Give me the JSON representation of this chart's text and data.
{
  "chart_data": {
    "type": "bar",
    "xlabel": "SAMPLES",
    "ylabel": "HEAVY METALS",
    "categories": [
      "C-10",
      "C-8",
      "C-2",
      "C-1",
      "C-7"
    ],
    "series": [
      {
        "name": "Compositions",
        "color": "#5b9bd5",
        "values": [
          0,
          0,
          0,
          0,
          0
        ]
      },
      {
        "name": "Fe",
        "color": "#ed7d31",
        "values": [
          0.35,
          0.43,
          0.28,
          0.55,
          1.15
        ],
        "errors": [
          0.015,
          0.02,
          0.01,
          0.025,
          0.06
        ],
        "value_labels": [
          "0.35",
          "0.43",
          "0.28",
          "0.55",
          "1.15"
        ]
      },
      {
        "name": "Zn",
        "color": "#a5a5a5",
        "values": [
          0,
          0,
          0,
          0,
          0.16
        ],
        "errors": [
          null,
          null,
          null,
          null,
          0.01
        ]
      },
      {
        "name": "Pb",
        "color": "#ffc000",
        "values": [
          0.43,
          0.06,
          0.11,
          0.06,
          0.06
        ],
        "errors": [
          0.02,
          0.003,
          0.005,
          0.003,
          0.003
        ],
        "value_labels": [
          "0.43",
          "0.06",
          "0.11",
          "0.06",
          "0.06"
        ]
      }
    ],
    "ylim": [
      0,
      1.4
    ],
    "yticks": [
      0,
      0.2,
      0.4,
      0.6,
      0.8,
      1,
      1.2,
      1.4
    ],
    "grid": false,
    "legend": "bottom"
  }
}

+++++

__EXERCISE__
Copy out the lines that hold "color".

__EXPECTED ANSWER__
        "color": "#5b9bd5",
        "color": "#ed7d31",
        "color": "#a5a5a5",
        "color": "#ffc000",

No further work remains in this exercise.